> What this task involves: Locate each line of the material that contains "Energy", then return it.

--- START Task data ---

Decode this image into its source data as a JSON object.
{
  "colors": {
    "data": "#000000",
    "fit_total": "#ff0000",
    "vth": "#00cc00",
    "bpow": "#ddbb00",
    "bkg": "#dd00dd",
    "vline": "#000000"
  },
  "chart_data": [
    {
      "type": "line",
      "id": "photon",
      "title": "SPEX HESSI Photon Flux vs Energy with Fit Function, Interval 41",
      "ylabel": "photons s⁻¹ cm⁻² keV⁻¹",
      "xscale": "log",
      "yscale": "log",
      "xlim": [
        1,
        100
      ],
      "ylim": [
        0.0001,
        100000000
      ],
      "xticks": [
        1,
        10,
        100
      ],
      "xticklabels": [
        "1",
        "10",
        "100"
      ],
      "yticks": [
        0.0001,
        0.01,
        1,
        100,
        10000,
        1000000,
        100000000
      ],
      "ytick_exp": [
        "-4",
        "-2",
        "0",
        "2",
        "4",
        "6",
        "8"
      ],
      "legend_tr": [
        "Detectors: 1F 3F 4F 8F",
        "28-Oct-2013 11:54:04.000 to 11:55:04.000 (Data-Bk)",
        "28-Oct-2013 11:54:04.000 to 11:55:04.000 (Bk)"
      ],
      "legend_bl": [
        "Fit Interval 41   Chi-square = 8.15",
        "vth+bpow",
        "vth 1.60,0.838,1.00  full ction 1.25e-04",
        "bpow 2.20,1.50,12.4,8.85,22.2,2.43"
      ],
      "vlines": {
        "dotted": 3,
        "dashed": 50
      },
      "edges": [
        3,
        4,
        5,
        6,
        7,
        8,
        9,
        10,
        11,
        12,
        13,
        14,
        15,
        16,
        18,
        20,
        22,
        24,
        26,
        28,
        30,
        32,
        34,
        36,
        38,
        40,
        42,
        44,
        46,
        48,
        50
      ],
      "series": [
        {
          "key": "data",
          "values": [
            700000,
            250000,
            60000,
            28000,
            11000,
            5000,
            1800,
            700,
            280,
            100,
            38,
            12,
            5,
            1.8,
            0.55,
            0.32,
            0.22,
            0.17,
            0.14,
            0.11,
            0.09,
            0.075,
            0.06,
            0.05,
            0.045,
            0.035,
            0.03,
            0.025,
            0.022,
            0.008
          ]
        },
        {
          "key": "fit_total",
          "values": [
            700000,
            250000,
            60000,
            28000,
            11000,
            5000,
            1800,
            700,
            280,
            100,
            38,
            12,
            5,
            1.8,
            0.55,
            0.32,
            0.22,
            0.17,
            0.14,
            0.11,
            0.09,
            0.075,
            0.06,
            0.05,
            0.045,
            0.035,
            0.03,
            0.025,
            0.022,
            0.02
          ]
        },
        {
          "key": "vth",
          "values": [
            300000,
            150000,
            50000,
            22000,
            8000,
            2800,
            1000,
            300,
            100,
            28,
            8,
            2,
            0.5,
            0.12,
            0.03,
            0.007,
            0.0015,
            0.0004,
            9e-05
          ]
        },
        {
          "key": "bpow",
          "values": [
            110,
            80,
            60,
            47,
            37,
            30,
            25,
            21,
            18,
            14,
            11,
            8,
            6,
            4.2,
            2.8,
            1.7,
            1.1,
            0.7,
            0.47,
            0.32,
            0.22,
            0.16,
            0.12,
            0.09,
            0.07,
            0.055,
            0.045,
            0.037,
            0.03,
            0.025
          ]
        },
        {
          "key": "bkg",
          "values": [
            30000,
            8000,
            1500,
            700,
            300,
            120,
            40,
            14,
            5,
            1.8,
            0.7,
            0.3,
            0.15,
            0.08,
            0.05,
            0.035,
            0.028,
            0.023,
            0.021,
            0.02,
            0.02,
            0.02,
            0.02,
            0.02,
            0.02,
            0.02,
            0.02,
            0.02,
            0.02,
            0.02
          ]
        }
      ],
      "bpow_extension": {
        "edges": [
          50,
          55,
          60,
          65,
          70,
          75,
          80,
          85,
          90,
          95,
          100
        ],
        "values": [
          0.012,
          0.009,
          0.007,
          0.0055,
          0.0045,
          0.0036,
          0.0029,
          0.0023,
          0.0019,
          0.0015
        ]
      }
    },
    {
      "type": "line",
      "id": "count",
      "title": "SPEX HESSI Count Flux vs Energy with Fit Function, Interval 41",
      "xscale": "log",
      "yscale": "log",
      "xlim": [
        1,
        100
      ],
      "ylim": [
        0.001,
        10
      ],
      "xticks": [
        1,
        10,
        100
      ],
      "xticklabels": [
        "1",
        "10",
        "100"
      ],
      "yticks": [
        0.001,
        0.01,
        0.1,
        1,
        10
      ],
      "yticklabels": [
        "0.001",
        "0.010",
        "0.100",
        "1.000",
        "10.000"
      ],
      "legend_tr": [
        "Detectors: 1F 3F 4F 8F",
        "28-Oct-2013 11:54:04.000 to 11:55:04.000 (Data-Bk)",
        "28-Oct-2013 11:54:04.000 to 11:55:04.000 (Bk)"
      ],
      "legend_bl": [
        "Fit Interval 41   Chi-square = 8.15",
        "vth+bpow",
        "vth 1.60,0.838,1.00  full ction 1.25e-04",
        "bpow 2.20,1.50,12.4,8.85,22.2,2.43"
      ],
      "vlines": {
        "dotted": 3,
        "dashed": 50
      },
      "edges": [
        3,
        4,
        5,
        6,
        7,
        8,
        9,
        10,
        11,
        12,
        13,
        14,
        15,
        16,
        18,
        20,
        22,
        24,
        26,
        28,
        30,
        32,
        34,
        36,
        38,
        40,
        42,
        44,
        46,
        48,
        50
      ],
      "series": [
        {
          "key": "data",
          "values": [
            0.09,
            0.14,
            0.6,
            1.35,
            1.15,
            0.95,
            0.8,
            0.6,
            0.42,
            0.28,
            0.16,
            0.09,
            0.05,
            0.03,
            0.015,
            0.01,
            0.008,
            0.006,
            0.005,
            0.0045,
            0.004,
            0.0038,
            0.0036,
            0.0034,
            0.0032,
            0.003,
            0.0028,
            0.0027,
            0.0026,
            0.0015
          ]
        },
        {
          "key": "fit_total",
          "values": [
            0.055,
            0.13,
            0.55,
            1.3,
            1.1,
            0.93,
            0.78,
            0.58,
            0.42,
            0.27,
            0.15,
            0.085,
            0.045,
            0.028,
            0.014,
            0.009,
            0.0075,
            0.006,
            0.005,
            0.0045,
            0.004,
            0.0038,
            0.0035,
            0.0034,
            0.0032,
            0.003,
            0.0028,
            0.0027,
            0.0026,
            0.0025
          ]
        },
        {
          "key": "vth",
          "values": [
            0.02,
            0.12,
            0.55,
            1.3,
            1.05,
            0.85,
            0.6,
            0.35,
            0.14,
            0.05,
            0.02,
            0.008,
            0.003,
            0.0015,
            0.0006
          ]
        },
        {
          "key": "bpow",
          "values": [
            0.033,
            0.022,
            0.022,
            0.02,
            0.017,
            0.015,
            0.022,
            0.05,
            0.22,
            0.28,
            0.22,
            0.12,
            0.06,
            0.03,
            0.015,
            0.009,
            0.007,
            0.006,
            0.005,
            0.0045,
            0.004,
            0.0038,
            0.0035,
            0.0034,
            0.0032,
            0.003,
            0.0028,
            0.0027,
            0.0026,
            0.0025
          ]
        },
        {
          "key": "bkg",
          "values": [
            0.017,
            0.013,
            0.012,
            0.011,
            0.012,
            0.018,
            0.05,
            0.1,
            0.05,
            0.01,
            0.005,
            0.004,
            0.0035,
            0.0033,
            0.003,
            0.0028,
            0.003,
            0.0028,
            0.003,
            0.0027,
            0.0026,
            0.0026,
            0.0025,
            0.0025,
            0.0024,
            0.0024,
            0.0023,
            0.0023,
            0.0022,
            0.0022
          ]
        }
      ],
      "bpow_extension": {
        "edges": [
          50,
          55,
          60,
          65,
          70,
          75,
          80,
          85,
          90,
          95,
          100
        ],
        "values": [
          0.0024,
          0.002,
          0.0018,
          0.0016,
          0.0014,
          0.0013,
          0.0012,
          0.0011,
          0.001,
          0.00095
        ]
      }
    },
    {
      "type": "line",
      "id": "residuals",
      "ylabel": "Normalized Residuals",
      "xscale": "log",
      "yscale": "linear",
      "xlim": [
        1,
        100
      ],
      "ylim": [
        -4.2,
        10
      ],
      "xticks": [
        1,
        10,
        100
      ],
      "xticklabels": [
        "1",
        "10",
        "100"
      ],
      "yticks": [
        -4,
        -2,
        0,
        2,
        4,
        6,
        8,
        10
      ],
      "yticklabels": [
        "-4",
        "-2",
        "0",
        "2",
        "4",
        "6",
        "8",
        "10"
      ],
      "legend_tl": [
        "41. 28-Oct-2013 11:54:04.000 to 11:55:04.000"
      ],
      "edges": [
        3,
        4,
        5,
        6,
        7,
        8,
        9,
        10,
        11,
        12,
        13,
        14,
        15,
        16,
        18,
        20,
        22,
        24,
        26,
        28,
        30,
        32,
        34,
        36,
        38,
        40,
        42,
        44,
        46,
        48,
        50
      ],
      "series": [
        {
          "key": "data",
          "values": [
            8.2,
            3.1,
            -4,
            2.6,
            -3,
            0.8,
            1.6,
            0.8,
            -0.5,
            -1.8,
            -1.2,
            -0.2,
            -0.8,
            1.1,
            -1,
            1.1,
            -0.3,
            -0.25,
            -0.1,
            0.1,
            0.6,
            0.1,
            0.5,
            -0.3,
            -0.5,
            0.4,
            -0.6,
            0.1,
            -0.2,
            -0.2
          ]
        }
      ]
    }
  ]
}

--- END Task data ---

> Task response:
      "title": "SPEX HESSI Photon Flux vs Energy with Fit Function, Interval 41",
      "title": "SPEX HESSI Count Flux vs Energy with Fit Function, Interval 41",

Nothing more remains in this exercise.